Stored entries
------------------------------

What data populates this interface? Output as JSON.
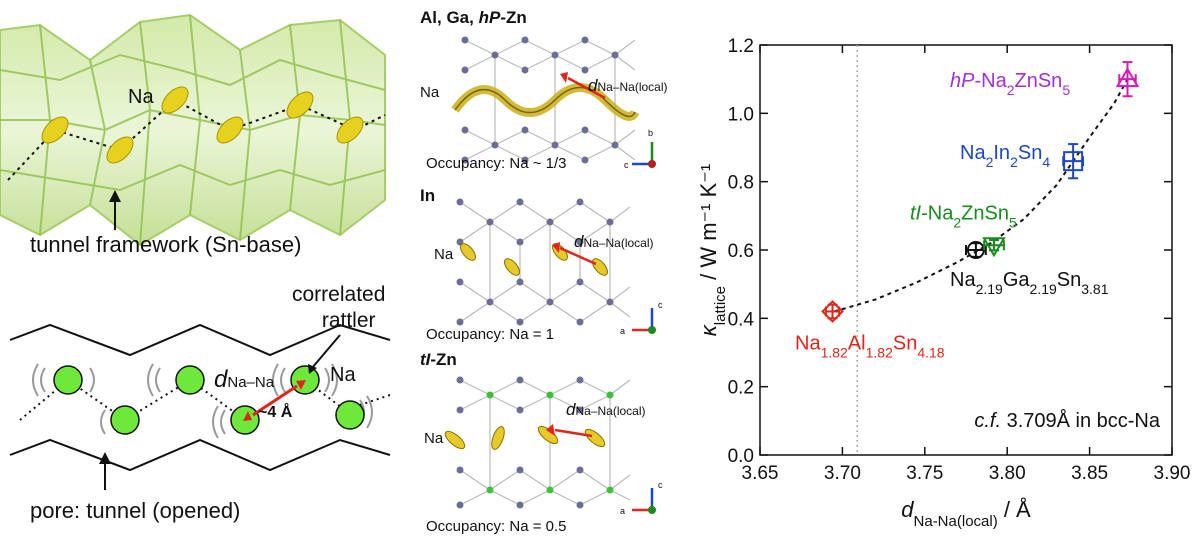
{
  "panel_tunnel": {
    "na_label": "Na",
    "framework_label": "tunnel framework (Sn-base)"
  },
  "panel_rattler": {
    "correlated_label_line1": "correlated",
    "correlated_label_line2": "rattler",
    "d_label_main": "d",
    "d_label_sub": "Na–Na",
    "distance_label": "~4 Å",
    "na_label": "Na",
    "pore_label": "pore: tunnel (opened)"
  },
  "structures": [
    {
      "title_prefix": "Al, Ga, ",
      "title_italic": "hP",
      "title_suffix": "-Zn",
      "na_label": "Na",
      "d_main": "d",
      "d_sub": "Na–Na(local)",
      "occupancy": "Occupancy: Na ~ 1/3",
      "axes": [
        "b",
        "c"
      ]
    },
    {
      "title_prefix": "In",
      "title_italic": "",
      "title_suffix": "",
      "na_label": "Na",
      "d_main": "d",
      "d_sub": "Na–Na(local)",
      "occupancy": "Occupancy: Na = 1",
      "axes": [
        "c",
        "a"
      ]
    },
    {
      "title_prefix": "",
      "title_italic": "tI",
      "title_suffix": "-Zn",
      "na_label": "Na",
      "d_main": "d",
      "d_sub": "Na–Na(local)",
      "occupancy": "Occupancy: Na = 0.5",
      "axes": [
        "c",
        "a"
      ]
    }
  ],
  "chart_data": {
    "type": "scatter",
    "xlabel_main": "d",
    "xlabel_sub": "Na-Na(local)",
    "xlabel_unit": " / Å",
    "ylabel_main": "κ",
    "ylabel_sub": "lattice",
    "ylabel_unit": " / W m⁻¹ K⁻¹",
    "xlim": [
      3.65,
      3.9
    ],
    "ylim": [
      0.0,
      1.2
    ],
    "xticks": [
      "3.65",
      "3.70",
      "3.75",
      "3.80",
      "3.85",
      "3.90"
    ],
    "yticks": [
      "0.0",
      "0.2",
      "0.4",
      "0.6",
      "0.8",
      "1.0",
      "1.2"
    ],
    "reference_x": 3.709,
    "annotation_prefix": "c.f.",
    "annotation_text": " 3.709Å in bcc-Na",
    "fit_curve": [
      [
        3.695,
        0.42
      ],
      [
        3.72,
        0.455
      ],
      [
        3.745,
        0.505
      ],
      [
        3.77,
        0.565
      ],
      [
        3.79,
        0.62
      ],
      [
        3.81,
        0.69
      ],
      [
        3.83,
        0.79
      ],
      [
        3.85,
        0.93
      ],
      [
        3.865,
        1.03
      ],
      [
        3.873,
        1.1
      ]
    ],
    "series": [
      {
        "name": "Na1.82Al1.82Sn4.18",
        "x": 3.694,
        "y": 0.42,
        "xerr": 0.004,
        "yerr": 0.02,
        "marker": "diamond",
        "color": "#e0261b"
      },
      {
        "name": "Na2.19Ga2.19Sn3.81",
        "x": 3.781,
        "y": 0.6,
        "xerr": 0.006,
        "yerr": 0.02,
        "marker": "circle",
        "color": "#111111"
      },
      {
        "name": "tI-Na2ZnSn5",
        "x": 3.792,
        "y": 0.614,
        "xerr": 0.006,
        "yerr": 0.015,
        "marker": "triangle-down",
        "color": "#1a8a1e"
      },
      {
        "name": "Na2In2Sn4",
        "x": 3.84,
        "y": 0.86,
        "xerr": 0.006,
        "yerr": 0.05,
        "marker": "square",
        "color": "#1c47c7"
      },
      {
        "name": "hP-Na2ZnSn5",
        "x": 3.873,
        "y": 1.1,
        "xerr": 0.005,
        "yerr": 0.05,
        "marker": "triangle-up",
        "color": "#d21cb4"
      }
    ],
    "series_labels": [
      {
        "parts": [
          [
            "",
            "hP"
          ],
          [
            "-Na",
            ""
          ],
          [
            "2",
            "sub"
          ],
          [
            "ZnSn",
            ""
          ],
          [
            "5",
            "sub"
          ]
        ],
        "color": "#a330d6"
      },
      {
        "parts": [
          [
            "Na",
            ""
          ],
          [
            "2",
            "sub"
          ],
          [
            "In",
            ""
          ],
          [
            "2",
            "sub"
          ],
          [
            "Sn",
            ""
          ],
          [
            "4",
            "sub"
          ]
        ],
        "color": "#1c47c7"
      },
      {
        "parts": [
          [
            "",
            "tI"
          ],
          [
            "-Na",
            ""
          ],
          [
            "2",
            "sub"
          ],
          [
            "ZnSn",
            ""
          ],
          [
            "5",
            "sub"
          ]
        ],
        "color": "#1a8a1e"
      },
      {
        "parts": [
          [
            "Na",
            ""
          ],
          [
            "2.19",
            "sub"
          ],
          [
            "Ga",
            ""
          ],
          [
            "2.19",
            "sub"
          ],
          [
            "Sn",
            ""
          ],
          [
            "3.81",
            "sub"
          ]
        ],
        "color": "#111111"
      },
      {
        "parts": [
          [
            "Na",
            ""
          ],
          [
            "1.82",
            "sub"
          ],
          [
            "Al",
            ""
          ],
          [
            "1.82",
            "sub"
          ],
          [
            "Sn",
            ""
          ],
          [
            "4.18",
            "sub"
          ]
        ],
        "color": "#e0261b"
      }
    ]
  }
}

------------------------------

## Exercise brief:
Repeat the data exactly, excluding the pictures.

## Correct output:
What data populates this interface? Output as JSON.
{
  "panel_tunnel": {
    "na_label": "Na",
    "framework_label": "tunnel framework (Sn-base)"
  },
  "panel_rattler": {
    "correlated_label_line1": "correlated",
    "correlated_label_line2": "rattler",
    "d_label_main": "d",
    "d_label_sub": "Na–Na",
    "distance_label": "~4 Å",
    "na_label": "Na",
    "pore_label": "pore: tunnel (opened)"
  },
  "structures": [
    {
      "title_prefix": "Al, Ga, ",
      "title_italic": "hP",
      "title_suffix": "-Zn",
      "na_label": "Na",
      "d_main": "d",
      "d_sub": "Na–Na(local)",
      "occupancy": "Occupancy: Na ~ 1/3",
      "axes": [
        "b",
        "c"
      ]
    },
    {
      "title_prefix": "In",
      "title_italic": "",
      "title_suffix": "",
      "na_label": "Na",
      "d_main": "d",
      "d_sub": "Na–Na(local)",
      "occupancy": "Occupancy: Na = 1",
      "axes": [
        "c",
        "a"
      ]
    },
    {
      "title_prefix": "",
      "title_italic": "tI",
      "title_suffix": "-Zn",
      "na_label": "Na",
      "d_main": "d",
      "d_sub": "Na–Na(local)",
      "occupancy": "Occupancy: Na = 0.5",
      "axes": [
        "c",
        "a"
      ]
    }
  ],
  "chart_data": {
    "type": "scatter",
    "xlabel_main": "d",
    "xlabel_sub": "Na-Na(local)",
    "xlabel_unit": " / Å",
    "ylabel_main": "κ",
    "ylabel_sub": "lattice",
    "ylabel_unit": " / W m⁻¹ K⁻¹",
    "xlim": [
      3.65,
      3.9
    ],
    "ylim": [
      0.0,
      1.2
    ],
    "xticks": [
      "3.65",
      "3.70",
      "3.75",
      "3.80",
      "3.85",
      "3.90"
    ],
    "yticks": [
      "0.0",
      "0.2",
      "0.4",
      "0.6",
      "0.8",
      "1.0",
      "1.2"
    ],
    "reference_x": 3.709,
    "annotation_prefix": "c.f.",
    "annotation_text": " 3.709Å in bcc-Na",
    "fit_curve": [
      [
        3.695,
        0.42
      ],
      [
        3.72,
        0.455
      ],
      [
        3.745,
        0.505
      ],
      [
        3.77,
        0.565
      ],
      [
        3.79,
        0.62
      ],
      [
        3.81,
        0.69
      ],
      [
        3.83,
        0.79
      ],
      [
        3.85,
        0.93
      ],
      [
        3.865,
        1.03
      ],
      [
        3.873,
        1.1
      ]
    ],
    "series": [
      {
        "name": "Na1.82Al1.82Sn4.18",
        "x": 3.694,
        "y": 0.42,
        "xerr": 0.004,
        "yerr": 0.02,
        "marker": "diamond",
        "color": "#e0261b"
      },
      {
        "name": "Na2.19Ga2.19Sn3.81",
        "x": 3.781,
        "y": 0.6,
        "xerr": 0.006,
        "yerr": 0.02,
        "marker": "circle",
        "color": "#111111"
      },
      {
        "name": "tI-Na2ZnSn5",
        "x": 3.792,
        "y": 0.614,
        "xerr": 0.006,
        "yerr": 0.015,
        "marker": "triangle-down",
        "color": "#1a8a1e"
      },
      {
        "name": "Na2In2Sn4",
        "x": 3.84,
        "y": 0.86,
        "xerr": 0.006,
        "yerr": 0.05,
        "marker": "square",
        "color": "#1c47c7"
      },
      {
        "name": "hP-Na2ZnSn5",
        "x": 3.873,
        "y": 1.1,
        "xerr": 0.005,
        "yerr": 0.05,
        "marker": "triangle-up",
        "color": "#d21cb4"
      }
    ],
    "series_labels": [
      {
        "parts": [
          [
            "",
            "hP"
          ],
          [
            "-Na",
            ""
          ],
          [
            "2",
            "sub"
          ],
          [
            "ZnSn",
            ""
          ],
          [
            "5",
            "sub"
          ]
        ],
        "color": "#a330d6"
      },
      {
        "parts": [
          [
            "Na",
            ""
          ],
          [
            "2",
            "sub"
          ],
          [
            "In",
            ""
          ],
          [
            "2",
            "sub"
          ],
          [
            "Sn",
            ""
          ],
          [
            "4",
            "sub"
          ]
        ],
        "color": "#1c47c7"
      },
      {
        "parts": [
          [
            "",
            "tI"
          ],
          [
            "-Na",
            ""
          ],
          [
            "2",
            "sub"
          ],
          [
            "ZnSn",
            ""
          ],
          [
            "5",
            "sub"
          ]
        ],
        "color": "#1a8a1e"
      },
      {
        "parts": [
          [
            "Na",
            ""
          ],
          [
            "2.19",
            "sub"
          ],
          [
            "Ga",
            ""
          ],
          [
            "2.19",
            "sub"
          ],
          [
            "Sn",
            ""
          ],
          [
            "3.81",
            "sub"
          ]
        ],
        "color": "#111111"
      },
      {
        "parts": [
          [
            "Na",
            ""
          ],
          [
            "1.82",
            "sub"
          ],
          [
            "Al",
            ""
          ],
          [
            "1.82",
            "sub"
          ],
          [
            "Sn",
            ""
          ],
          [
            "4.18",
            "sub"
          ]
        ],
        "color": "#e0261b"
      }
    ]
  }
}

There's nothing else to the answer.